Convert the entries into a Markdown table with the columns Row and Line, starting at the first line and stopping after the line that contains "lower-x-tick-label: 11.5 bbox=[408, 634, 429, 646]". Number each line in order under Row, skip blank lines, and include no other lines.

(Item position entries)
# # # #

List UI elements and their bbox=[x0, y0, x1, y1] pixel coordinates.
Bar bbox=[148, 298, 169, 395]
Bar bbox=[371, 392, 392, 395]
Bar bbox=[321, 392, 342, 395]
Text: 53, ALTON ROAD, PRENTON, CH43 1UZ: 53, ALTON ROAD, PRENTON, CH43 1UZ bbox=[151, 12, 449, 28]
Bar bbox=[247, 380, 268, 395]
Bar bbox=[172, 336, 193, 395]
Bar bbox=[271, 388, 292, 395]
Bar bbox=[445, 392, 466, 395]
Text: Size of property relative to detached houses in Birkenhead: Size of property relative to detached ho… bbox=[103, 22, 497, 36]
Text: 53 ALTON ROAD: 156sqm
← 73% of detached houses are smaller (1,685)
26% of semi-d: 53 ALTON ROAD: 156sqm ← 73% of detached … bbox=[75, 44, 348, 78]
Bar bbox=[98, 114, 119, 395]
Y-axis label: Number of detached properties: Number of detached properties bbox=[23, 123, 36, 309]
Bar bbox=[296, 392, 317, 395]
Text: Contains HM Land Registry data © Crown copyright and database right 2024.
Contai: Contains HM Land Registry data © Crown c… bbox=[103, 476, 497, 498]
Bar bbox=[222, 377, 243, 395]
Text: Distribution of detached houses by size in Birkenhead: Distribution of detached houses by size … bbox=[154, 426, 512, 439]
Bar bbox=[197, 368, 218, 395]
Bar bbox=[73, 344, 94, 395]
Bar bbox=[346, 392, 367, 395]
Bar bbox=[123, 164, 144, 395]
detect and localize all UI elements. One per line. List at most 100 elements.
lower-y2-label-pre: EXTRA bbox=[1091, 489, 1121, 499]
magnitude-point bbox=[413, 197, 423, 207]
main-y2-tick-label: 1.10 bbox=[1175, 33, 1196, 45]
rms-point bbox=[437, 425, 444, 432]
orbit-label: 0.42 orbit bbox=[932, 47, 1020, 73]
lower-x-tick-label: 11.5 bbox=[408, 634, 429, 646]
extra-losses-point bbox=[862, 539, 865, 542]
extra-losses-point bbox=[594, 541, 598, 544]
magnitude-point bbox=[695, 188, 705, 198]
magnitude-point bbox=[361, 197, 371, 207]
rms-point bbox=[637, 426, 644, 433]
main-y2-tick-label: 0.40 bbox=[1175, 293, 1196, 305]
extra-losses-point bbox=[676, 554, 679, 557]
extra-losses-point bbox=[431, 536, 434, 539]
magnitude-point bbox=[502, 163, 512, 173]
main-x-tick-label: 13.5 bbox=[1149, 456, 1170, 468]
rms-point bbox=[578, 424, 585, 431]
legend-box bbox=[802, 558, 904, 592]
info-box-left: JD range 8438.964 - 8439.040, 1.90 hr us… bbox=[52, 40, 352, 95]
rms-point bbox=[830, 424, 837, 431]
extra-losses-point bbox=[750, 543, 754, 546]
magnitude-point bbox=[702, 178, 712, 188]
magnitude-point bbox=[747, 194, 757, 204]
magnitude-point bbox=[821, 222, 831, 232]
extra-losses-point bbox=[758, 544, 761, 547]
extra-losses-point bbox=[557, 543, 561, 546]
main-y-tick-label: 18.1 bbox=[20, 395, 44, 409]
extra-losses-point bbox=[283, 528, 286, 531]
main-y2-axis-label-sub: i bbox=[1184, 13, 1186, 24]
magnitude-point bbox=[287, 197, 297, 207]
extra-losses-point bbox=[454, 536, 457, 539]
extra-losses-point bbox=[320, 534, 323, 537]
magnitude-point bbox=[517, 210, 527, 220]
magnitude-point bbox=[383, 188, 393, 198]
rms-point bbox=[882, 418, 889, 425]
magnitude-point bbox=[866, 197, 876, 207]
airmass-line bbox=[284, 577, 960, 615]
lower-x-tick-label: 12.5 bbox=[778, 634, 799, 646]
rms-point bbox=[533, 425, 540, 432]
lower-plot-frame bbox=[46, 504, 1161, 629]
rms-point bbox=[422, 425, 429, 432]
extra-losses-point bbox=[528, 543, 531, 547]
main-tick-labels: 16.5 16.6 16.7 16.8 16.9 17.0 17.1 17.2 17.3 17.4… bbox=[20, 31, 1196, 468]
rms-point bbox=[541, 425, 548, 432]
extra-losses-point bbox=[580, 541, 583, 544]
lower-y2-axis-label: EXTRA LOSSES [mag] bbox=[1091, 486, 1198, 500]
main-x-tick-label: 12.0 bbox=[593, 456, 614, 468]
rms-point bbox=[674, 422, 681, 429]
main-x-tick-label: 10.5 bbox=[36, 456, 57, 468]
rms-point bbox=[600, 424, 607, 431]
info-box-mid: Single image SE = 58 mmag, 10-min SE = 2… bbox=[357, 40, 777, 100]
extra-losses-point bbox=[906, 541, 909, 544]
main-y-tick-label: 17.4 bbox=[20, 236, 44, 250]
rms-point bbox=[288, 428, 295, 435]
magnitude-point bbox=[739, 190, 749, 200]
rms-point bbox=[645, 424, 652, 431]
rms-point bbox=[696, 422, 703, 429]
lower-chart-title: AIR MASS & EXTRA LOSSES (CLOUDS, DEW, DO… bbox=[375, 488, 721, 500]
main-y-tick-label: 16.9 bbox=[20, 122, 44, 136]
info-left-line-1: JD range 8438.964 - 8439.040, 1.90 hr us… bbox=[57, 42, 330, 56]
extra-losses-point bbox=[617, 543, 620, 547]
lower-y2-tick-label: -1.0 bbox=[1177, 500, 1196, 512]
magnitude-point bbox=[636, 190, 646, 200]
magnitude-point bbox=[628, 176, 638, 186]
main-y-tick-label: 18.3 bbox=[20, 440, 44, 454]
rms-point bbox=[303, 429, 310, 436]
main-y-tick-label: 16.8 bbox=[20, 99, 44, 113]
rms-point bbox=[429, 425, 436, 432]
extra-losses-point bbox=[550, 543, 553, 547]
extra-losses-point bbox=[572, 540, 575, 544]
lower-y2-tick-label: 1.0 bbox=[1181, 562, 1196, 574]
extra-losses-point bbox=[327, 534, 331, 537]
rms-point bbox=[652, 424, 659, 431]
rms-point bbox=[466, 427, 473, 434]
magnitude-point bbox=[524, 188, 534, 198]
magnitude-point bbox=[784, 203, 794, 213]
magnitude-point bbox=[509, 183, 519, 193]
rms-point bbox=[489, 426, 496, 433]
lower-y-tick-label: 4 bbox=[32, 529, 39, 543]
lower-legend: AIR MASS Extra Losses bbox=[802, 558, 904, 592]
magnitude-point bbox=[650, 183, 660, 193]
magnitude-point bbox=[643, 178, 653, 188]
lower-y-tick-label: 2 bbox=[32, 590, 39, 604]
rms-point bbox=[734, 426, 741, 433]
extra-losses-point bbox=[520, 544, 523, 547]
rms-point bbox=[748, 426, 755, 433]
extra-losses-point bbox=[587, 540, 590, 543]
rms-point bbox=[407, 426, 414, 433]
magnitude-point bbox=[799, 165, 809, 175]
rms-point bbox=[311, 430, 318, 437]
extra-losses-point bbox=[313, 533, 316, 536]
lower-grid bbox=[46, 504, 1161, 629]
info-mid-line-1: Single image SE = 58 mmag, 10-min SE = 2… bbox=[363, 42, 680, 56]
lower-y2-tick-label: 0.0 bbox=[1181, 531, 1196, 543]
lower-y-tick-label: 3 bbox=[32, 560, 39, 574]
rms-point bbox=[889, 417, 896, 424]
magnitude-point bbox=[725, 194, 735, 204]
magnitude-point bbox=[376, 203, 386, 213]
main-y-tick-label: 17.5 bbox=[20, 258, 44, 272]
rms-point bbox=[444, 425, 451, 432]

# # # #

## Result for this exercise
| Row | Line |
|---|---|
| 1 | List UI elements and their bbox=[x0, y0, x1, y1] pixel coordinates. |
| 2 | Bar bbox=[148, 298, 169, 395] |
| 3 | Bar bbox=[371, 392, 392, 395] |
| 4 | Bar bbox=[321, 392, 342, 395] |
| 5 | Text: 53, ALTON ROAD, PRENTON, CH43 1UZ: 53, ALTON ROAD, PRENTON, CH43 1UZ bbox=[151, 12, 449, 28] |
| 6 | Bar bbox=[247, 380, 268, 395] |
| 7 | Bar bbox=[172, 336, 193, 395] |
| 8 | Bar bbox=[271, 388, 292, 395] |
| 9 | Bar bbox=[445, 392, 466, 395] |
| 10 | Text: Size of property relative to detached houses in Birkenhead: Size of property relative to detached ho… bbox=[103, 22, 497, 36] |
| 11 | Text: 53 ALTON ROAD: 156sqm |
| 12 | ← 73% of detached houses are smaller (1,685) |
| 13 | 26% of semi-d: 53 ALTON ROAD: 156sqm ← 73% of detached … bbox=[75, 44, 348, 78] |
| 14 | Bar bbox=[98, 114, 119, 395] |
| 15 | Y-axis label: Number of detached properties: Number of detached properties bbox=[23, 123, 36, 309] |
| 16 | Bar bbox=[296, 392, 317, 395] |
| 17 | Text: Contains HM Land Registry data © Crown copyright and database right 2024. |
| 18 | Contai: Contains HM Land Registry data © Crown c… bbox=[103, 476, 497, 498] |
| 19 | Bar bbox=[222, 377, 243, 395] |
| 20 | Text: Distribution of detached houses by size in Birkenhead: Distribution of detached houses by size … bbox=[154, 426, 512, 439] |
| 21 | Bar bbox=[197, 368, 218, 395] |
| 22 | Bar bbox=[73, 344, 94, 395] |
| 23 | Bar bbox=[346, 392, 367, 395] |
| 24 | Bar bbox=[123, 164, 144, 395] |
| 25 | detect and localize all UI elements. One per line. List at most 100 elements. |
| 26 | lower-y2-label-pre: EXTRA bbox=[1091, 489, 1121, 499] |
| 27 | magnitude-point bbox=[413, 197, 423, 207] |
| 28 | main-y2-tick-label: 1.10 bbox=[1175, 33, 1196, 45] |
| 29 | rms-point bbox=[437, 425, 444, 432] |
| 30 | orbit-label: 0.42 orbit bbox=[932, 47, 1020, 73] |
| 31 | lower-x-tick-label: 11.5 bbox=[408, 634, 429, 646] |